■ Task to carry out:
Look through the data below and say how many of its lines contain "zgodne", adding nothing else.

# start of Given data

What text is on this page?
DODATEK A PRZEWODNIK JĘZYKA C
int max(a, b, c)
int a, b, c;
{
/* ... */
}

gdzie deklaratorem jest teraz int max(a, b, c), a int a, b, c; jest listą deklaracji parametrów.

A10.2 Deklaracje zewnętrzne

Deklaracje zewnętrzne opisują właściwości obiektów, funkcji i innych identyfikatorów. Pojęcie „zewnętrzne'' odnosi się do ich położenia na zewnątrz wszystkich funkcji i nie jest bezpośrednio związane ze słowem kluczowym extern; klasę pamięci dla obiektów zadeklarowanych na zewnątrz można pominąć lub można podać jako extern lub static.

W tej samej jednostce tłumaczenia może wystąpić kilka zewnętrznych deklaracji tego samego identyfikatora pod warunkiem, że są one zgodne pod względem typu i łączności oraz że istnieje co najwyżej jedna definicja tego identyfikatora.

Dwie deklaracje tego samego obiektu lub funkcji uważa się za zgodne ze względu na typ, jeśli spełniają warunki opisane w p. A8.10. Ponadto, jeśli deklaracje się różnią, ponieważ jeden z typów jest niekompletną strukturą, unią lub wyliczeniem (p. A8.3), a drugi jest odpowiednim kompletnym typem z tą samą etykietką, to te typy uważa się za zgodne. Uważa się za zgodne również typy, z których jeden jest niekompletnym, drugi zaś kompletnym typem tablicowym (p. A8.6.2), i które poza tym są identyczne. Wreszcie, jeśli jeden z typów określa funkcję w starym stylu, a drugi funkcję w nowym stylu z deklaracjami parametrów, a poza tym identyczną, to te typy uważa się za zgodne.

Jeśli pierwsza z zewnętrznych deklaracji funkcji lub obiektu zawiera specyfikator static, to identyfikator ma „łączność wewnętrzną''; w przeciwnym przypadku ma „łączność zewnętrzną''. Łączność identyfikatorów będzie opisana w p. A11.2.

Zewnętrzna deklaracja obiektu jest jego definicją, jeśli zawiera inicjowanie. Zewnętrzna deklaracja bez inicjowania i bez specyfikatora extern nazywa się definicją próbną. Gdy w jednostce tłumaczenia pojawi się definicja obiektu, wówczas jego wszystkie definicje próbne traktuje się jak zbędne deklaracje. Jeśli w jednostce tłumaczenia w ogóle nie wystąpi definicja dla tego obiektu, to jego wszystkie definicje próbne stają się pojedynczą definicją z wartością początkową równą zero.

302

# end of Given data
# start of Given data

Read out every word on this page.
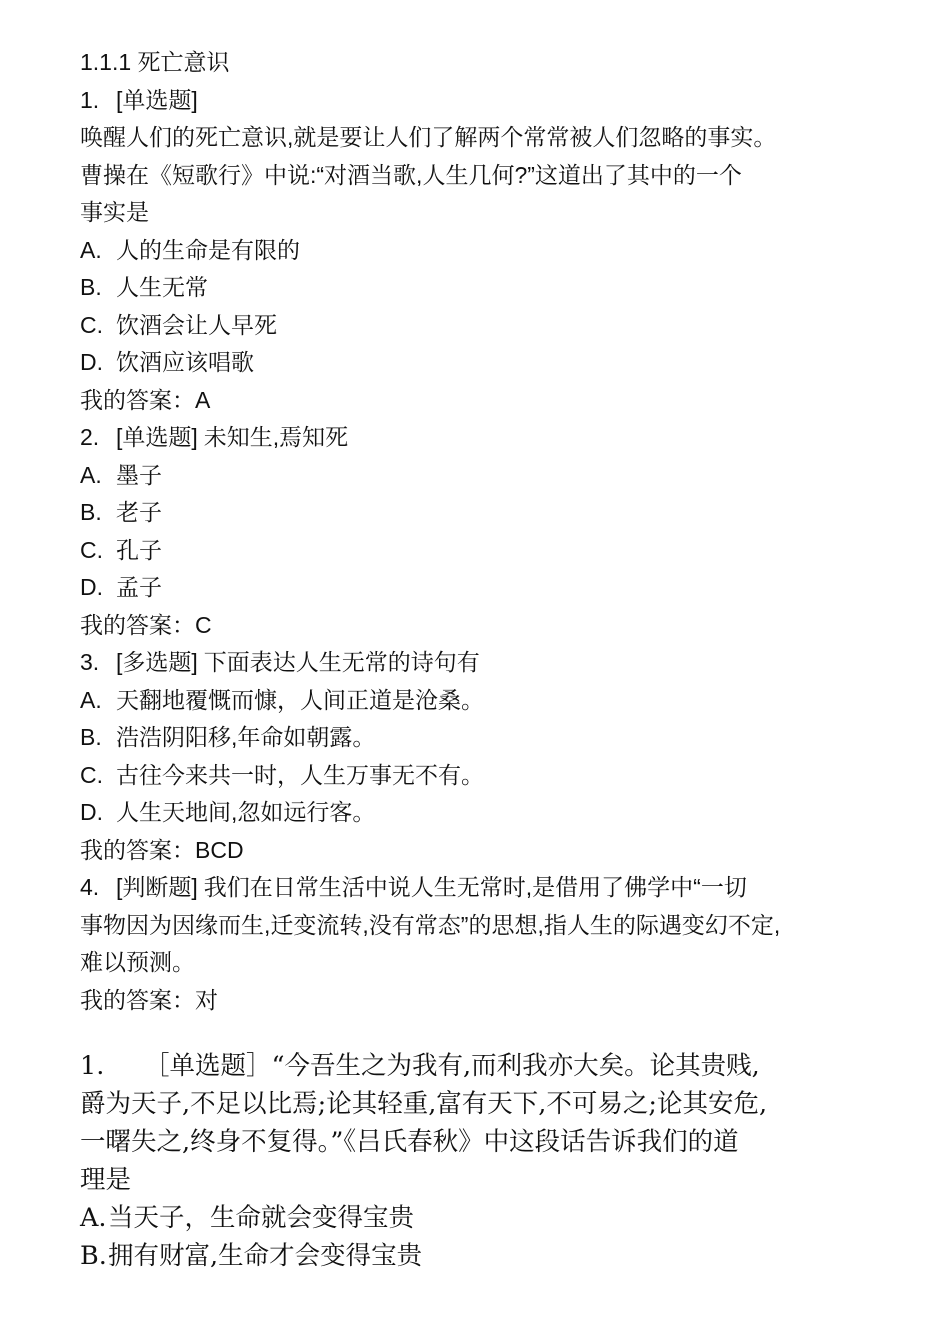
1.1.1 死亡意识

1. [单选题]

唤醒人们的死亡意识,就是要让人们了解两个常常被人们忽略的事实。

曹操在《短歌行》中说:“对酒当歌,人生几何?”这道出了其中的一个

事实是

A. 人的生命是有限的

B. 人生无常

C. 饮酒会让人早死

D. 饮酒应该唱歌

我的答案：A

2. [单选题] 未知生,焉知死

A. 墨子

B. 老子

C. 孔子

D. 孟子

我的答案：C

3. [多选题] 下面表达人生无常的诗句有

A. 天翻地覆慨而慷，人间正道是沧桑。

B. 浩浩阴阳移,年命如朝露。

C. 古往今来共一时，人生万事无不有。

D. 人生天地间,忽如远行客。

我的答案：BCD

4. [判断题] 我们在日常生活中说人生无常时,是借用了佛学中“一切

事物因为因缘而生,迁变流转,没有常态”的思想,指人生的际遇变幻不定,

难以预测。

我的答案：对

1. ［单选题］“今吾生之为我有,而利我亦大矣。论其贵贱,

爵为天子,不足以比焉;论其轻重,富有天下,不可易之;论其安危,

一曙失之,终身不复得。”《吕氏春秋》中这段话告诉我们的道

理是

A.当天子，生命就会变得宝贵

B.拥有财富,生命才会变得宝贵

# end of Given data
# start of Given data

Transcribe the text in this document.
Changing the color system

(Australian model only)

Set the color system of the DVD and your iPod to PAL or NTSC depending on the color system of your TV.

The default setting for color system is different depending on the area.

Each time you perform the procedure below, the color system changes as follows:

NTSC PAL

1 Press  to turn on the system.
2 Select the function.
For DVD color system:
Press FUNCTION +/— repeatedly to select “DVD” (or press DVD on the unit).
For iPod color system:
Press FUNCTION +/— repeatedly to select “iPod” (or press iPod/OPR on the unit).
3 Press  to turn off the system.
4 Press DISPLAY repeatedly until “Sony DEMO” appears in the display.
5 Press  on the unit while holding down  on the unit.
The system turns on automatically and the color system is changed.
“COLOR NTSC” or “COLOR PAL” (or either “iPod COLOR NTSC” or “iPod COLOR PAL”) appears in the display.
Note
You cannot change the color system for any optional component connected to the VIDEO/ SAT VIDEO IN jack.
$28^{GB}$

# end of Given data

■ Solved exercise:
2